▶ [Task]
Below are some records; return each one exactly.
[START OF Provided information]
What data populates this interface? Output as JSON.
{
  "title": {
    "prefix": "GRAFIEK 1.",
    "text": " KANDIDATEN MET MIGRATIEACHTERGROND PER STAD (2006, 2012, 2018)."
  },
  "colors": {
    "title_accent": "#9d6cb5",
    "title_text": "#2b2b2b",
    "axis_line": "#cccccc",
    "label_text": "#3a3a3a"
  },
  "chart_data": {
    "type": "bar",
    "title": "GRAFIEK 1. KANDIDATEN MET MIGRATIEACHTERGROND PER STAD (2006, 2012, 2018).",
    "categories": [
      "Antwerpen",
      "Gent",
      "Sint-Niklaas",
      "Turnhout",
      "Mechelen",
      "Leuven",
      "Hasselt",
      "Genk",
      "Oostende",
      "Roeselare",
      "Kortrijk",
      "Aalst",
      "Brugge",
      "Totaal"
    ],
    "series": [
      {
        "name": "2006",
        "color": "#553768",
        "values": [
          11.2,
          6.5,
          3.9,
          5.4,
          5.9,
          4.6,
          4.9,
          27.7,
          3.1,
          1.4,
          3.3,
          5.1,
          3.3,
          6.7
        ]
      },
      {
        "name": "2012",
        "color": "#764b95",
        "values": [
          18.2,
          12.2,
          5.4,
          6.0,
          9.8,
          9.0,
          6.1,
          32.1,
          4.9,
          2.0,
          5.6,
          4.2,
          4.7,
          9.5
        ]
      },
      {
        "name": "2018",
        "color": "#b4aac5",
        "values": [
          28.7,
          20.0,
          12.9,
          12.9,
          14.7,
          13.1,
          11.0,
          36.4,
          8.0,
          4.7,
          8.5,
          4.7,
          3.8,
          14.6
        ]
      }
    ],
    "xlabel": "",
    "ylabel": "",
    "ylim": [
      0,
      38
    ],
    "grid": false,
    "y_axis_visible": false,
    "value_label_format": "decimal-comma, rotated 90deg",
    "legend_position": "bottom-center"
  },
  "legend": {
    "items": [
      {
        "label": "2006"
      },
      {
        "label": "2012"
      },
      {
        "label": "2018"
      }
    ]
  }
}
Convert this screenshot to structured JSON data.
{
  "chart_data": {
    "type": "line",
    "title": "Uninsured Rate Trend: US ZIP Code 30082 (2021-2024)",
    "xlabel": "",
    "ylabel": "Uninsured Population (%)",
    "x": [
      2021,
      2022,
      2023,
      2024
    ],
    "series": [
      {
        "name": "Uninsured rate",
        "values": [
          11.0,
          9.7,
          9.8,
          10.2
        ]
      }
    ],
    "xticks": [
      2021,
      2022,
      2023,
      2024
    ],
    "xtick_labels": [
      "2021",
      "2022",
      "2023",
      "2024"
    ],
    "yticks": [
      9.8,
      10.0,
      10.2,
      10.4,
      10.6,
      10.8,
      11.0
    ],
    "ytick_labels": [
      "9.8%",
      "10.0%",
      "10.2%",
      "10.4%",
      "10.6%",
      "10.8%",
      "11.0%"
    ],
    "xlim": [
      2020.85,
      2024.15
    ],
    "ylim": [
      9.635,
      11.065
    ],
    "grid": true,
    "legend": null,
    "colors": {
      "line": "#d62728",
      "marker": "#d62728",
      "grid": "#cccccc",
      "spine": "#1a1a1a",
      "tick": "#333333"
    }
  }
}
[END OF Provided information]
▶ [Result]
What data populates this interface? Output as JSON.
{
  "title": {
    "prefix": "GRAFIEK 1.",
    "text": " KANDIDATEN MET MIGRATIEACHTERGROND PER STAD (2006, 2012, 2018)."
  },
  "colors": {
    "title_accent": "#9d6cb5",
    "title_text": "#2b2b2b",
    "axis_line": "#cccccc",
    "label_text": "#3a3a3a"
  },
  "chart_data": {
    "type": "bar",
    "title": "GRAFIEK 1. KANDIDATEN MET MIGRATIEACHTERGROND PER STAD (2006, 2012, 2018).",
    "categories": [
      "Antwerpen",
      "Gent",
      "Sint-Niklaas",
      "Turnhout",
      "Mechelen",
      "Leuven",
      "Hasselt",
      "Genk",
      "Oostende",
      "Roeselare",
      "Kortrijk",
      "Aalst",
      "Brugge",
      "Totaal"
    ],
    "series": [
      {
        "name": "2006",
        "color": "#553768",
        "values": [
          11.2,
          6.5,
          3.9,
          5.4,
          5.9,
          4.6,
          4.9,
          27.7,
          3.1,
          1.4,
          3.3,
          5.1,
          3.3,
          6.7
        ]
      },
      {
        "name": "2012",
        "color": "#764b95",
        "values": [
          18.2,
          12.2,
          5.4,
          6.0,
          9.8,
          9.0,
          6.1,
          32.1,
          4.9,
          2.0,
          5.6,
          4.2,
          4.7,
          9.5
        ]
      },
      {
        "name": "2018",
        "color": "#b4aac5",
        "values": [
          28.7,
          20.0,
          12.9,
          12.9,
          14.7,
          13.1,
          11.0,
          36.4,
          8.0,
          4.7,
          8.5,
          4.7,
          3.8,
          14.6
        ]
      }
    ],
    "xlabel": "",
    "ylabel": "",
    "ylim": [
      0,
      38
    ],
    "grid": false,
    "y_axis_visible": false,
    "value_label_format": "decimal-comma, rotated 90deg",
    "legend_position": "bottom-center"
  },
  "legend": {
    "items": [
      {
        "label": "2006"
      },
      {
        "label": "2012"
      },
      {
        "label": "2018"
      }
    ]
  }
}
Convert this screenshot to structured JSON data.
{
  "chart_data": {
    "type": "line",
    "title": "Uninsured Rate Trend: US ZIP Code 30082 (2021-2024)",
    "xlabel": "",
    "ylabel": "Uninsured Population (%)",
    "x": [
      2021,
      2022,
      2023,
      2024
    ],
    "series": [
      {
        "name": "Uninsured rate",
        "values": [
          11.0,
          9.7,
          9.8,
          10.2
        ]
      }
    ],
    "xticks": [
      2021,
      2022,
      2023,
      2024
    ],
    "xtick_labels": [
      "2021",
      "2022",
      "2023",
      "2024"
    ],
    "yticks": [
      9.8,
      10.0,
      10.2,
      10.4,
      10.6,
      10.8,
      11.0
    ],
    "ytick_labels": [
      "9.8%",
      "10.0%",
      "10.2%",
      "10.4%",
      "10.6%",
      "10.8%",
      "11.0%"
    ],
    "xlim": [
      2020.85,
      2024.15
    ],
    "ylim": [
      9.635,
      11.065
    ],
    "grid": true,
    "legend": null,
    "colors": {
      "line": "#d62728",
      "marker": "#d62728",
      "grid": "#cccccc",
      "spine": "#1a1a1a",
      "tick": "#333333"
    }
  }
}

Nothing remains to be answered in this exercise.